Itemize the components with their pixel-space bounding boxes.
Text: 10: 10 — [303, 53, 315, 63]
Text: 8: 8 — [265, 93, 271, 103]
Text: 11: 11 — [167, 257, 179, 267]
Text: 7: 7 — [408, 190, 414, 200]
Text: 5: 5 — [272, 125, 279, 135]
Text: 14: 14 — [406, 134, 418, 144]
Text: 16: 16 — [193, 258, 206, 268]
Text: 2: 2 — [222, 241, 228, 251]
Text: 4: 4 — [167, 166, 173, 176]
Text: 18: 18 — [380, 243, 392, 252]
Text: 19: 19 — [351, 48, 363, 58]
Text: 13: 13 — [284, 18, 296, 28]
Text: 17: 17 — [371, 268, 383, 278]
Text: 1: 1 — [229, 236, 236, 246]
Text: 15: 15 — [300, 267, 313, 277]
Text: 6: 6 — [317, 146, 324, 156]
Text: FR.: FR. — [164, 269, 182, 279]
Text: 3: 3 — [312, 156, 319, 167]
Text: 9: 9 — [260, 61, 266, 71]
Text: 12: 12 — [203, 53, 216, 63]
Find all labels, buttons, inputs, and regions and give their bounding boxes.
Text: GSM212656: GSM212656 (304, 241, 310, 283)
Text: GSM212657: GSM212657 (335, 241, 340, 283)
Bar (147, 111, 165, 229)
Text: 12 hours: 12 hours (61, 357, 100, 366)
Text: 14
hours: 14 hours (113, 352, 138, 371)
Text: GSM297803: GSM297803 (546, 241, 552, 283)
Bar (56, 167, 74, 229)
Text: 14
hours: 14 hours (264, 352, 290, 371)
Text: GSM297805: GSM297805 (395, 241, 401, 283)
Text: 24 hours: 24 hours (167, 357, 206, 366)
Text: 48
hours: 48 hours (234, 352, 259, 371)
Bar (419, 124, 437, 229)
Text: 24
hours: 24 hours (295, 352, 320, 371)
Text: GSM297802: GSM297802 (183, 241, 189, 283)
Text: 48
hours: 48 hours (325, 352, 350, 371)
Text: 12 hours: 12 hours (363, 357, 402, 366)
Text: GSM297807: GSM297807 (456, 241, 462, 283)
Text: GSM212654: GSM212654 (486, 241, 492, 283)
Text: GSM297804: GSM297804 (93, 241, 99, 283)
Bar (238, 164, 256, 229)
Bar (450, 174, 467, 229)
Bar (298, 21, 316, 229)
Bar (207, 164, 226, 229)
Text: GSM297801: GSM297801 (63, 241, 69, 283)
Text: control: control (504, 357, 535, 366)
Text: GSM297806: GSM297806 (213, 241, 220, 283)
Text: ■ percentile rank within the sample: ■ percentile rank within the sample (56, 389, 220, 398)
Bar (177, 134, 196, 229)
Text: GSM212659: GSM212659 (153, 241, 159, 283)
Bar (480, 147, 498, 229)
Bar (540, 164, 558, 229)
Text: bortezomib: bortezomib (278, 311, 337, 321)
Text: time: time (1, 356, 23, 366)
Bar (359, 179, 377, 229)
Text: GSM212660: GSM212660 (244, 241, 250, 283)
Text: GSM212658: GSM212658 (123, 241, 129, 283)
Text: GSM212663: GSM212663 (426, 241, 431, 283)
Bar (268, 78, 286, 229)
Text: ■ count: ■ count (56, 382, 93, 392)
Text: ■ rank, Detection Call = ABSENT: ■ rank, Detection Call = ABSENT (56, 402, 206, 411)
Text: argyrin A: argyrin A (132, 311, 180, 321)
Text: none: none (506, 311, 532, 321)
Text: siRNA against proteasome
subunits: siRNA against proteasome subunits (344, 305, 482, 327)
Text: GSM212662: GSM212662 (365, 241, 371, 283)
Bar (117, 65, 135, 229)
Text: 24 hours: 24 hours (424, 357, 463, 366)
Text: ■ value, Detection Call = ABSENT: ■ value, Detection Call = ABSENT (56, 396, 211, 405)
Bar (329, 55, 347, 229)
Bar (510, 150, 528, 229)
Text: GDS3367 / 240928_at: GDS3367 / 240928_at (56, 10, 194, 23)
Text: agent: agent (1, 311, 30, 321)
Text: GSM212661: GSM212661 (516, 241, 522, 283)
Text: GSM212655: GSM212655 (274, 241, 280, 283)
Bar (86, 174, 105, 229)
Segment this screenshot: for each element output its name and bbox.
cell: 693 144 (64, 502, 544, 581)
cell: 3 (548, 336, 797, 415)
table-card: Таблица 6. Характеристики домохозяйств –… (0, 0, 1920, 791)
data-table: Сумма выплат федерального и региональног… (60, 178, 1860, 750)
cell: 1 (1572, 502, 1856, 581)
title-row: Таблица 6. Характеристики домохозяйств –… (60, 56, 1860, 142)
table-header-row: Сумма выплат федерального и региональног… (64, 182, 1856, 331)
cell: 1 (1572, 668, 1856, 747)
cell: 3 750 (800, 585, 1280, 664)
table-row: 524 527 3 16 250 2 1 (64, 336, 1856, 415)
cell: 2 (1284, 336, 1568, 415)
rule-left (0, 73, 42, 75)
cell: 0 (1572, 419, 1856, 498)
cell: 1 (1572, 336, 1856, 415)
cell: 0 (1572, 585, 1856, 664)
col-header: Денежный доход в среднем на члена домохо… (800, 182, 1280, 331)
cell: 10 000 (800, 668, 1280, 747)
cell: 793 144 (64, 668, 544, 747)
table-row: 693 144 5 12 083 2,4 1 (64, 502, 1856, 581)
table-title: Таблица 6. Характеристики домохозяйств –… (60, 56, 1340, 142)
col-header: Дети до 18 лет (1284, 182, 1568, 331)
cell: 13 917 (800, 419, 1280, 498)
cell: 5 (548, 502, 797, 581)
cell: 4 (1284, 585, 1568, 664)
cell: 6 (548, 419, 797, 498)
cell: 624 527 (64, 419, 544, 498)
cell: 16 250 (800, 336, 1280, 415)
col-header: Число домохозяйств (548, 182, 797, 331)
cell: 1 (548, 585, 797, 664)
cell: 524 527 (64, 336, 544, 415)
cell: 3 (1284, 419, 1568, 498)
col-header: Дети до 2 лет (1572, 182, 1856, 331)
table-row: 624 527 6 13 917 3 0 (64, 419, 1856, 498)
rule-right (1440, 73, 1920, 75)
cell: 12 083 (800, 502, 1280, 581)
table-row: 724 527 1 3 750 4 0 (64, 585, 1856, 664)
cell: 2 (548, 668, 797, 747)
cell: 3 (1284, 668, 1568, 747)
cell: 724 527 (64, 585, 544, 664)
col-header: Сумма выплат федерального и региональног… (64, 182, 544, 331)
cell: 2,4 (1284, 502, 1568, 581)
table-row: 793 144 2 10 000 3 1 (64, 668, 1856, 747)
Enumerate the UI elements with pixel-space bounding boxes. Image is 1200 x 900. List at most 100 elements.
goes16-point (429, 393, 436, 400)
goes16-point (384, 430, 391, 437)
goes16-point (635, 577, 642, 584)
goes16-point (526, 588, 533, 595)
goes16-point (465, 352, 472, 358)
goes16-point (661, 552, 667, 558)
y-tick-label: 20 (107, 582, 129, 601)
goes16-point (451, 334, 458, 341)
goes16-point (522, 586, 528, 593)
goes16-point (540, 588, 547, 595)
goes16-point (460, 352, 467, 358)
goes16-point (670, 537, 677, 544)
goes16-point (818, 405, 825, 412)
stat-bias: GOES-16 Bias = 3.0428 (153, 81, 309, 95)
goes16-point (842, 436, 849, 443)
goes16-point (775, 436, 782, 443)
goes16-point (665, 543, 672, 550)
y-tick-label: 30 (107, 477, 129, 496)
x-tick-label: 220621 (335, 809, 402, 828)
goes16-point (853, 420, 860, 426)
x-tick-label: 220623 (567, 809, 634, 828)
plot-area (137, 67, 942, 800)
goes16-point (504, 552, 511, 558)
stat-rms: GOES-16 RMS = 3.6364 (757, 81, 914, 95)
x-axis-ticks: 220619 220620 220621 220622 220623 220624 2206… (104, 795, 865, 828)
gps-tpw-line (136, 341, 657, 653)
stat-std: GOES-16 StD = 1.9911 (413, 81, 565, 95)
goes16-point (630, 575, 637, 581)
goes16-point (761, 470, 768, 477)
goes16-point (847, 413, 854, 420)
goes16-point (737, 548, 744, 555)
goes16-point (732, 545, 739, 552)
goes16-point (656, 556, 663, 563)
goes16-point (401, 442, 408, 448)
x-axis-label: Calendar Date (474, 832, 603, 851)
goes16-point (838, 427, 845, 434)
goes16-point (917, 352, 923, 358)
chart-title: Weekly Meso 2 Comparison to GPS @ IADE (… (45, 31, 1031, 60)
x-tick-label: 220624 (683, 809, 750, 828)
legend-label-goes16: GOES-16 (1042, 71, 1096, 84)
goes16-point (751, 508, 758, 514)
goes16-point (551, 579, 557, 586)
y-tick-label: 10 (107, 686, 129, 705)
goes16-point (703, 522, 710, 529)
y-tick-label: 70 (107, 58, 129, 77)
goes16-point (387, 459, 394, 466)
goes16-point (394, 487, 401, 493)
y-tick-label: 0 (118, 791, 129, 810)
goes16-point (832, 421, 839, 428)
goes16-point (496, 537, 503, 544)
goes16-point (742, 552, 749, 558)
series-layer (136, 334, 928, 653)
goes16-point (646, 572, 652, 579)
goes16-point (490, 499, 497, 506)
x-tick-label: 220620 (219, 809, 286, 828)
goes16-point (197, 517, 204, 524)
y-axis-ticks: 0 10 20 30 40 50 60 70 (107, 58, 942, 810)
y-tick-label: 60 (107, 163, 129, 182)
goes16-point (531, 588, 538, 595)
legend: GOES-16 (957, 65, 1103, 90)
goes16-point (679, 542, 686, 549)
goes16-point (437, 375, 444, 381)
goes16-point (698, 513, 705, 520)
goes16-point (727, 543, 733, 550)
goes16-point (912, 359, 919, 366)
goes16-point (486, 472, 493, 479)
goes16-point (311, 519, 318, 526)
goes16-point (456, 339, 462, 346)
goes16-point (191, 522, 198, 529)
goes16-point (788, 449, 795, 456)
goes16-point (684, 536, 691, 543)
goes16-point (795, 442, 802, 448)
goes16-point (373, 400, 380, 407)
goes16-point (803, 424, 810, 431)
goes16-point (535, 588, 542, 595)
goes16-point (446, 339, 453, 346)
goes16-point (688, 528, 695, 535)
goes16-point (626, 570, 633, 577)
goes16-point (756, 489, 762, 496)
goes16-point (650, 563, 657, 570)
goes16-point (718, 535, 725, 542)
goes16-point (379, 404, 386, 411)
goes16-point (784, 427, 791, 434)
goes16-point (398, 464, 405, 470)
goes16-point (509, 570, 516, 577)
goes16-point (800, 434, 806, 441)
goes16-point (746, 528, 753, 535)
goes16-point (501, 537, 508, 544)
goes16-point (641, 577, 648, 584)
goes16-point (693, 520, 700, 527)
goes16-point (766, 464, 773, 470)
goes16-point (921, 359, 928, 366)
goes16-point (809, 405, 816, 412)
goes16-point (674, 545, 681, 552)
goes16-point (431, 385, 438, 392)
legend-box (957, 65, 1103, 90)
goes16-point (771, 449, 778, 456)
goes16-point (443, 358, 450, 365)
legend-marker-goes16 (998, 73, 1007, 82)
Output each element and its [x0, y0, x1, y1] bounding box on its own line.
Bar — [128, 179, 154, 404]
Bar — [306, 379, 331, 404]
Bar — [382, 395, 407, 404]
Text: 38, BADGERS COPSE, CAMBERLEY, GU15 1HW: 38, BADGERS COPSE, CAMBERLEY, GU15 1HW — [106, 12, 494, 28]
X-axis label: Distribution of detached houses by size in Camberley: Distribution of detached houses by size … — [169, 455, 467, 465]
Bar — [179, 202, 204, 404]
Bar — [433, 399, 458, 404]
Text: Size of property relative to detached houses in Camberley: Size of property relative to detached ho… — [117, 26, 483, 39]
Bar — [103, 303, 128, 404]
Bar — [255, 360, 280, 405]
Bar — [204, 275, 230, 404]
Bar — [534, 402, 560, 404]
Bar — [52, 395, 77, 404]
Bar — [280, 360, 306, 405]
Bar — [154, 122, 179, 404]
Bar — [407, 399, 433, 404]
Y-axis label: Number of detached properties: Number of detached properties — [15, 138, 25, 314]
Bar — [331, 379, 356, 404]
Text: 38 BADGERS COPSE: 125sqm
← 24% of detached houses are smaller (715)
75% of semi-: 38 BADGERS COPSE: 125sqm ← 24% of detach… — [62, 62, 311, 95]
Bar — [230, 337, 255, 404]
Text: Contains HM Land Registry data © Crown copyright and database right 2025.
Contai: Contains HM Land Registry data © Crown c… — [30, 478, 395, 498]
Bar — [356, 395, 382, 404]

**Exercise details**: Reproduce the lines running from the start of the items through the line that contains "Text: GSM212654: GSM212654", including both ends.

**Task result**:
Itemize the components with their pixel-space bounding boxes.
Text: 10: 10 — [303, 53, 315, 63]
Text: 8: 8 — [265, 93, 271, 103]
Text: 11: 11 — [167, 257, 179, 267]
Text: 7: 7 — [408, 190, 414, 200]
Text: 5: 5 — [272, 125, 279, 135]
Text: 14: 14 — [406, 134, 418, 144]
Text: 16: 16 — [193, 258, 206, 268]
Text: 2: 2 — [222, 241, 228, 251]
Text: 4: 4 — [167, 166, 173, 176]
Text: 18: 18 — [380, 243, 392, 252]
Text: 19: 19 — [351, 48, 363, 58]
Text: 13: 13 — [284, 18, 296, 28]
Text: 17: 17 — [371, 268, 383, 278]
Text: 1: 1 — [229, 236, 236, 246]
Text: 15: 15 — [300, 267, 313, 277]
Text: 6: 6 — [317, 146, 324, 156]
Text: FR.: FR. — [164, 269, 182, 279]
Text: 3: 3 — [312, 156, 319, 167]
Text: 9: 9 — [260, 61, 266, 71]
Text: 12: 12 — [203, 53, 216, 63]
Find all labels, buttons, inputs, and regions and give their bounding boxes.
Text: GSM212656: GSM212656 (304, 241, 310, 283)
Text: GSM212657: GSM212657 (335, 241, 340, 283)
Bar (147, 111, 165, 229)
Text: 12 hours: 12 hours (61, 357, 100, 366)
Text: 14
hours: 14 hours (113, 352, 138, 371)
Text: GSM297803: GSM297803 (546, 241, 552, 283)
Bar (56, 167, 74, 229)
Text: 14
hours: 14 hours (264, 352, 290, 371)
Text: GSM297805: GSM297805 (395, 241, 401, 283)
Text: 24 hours: 24 hours (167, 357, 206, 366)
Text: 48
hours: 48 hours (234, 352, 259, 371)
Bar (419, 124, 437, 229)
Text: 24
hours: 24 hours (295, 352, 320, 371)
Text: GSM297802: GSM297802 (183, 241, 189, 283)
Text: 48
hours: 48 hours (325, 352, 350, 371)
Text: 12 hours: 12 hours (363, 357, 402, 366)
Text: GSM297807: GSM297807 (456, 241, 462, 283)
Text: GSM212654: GSM212654 (486, 241, 492, 283)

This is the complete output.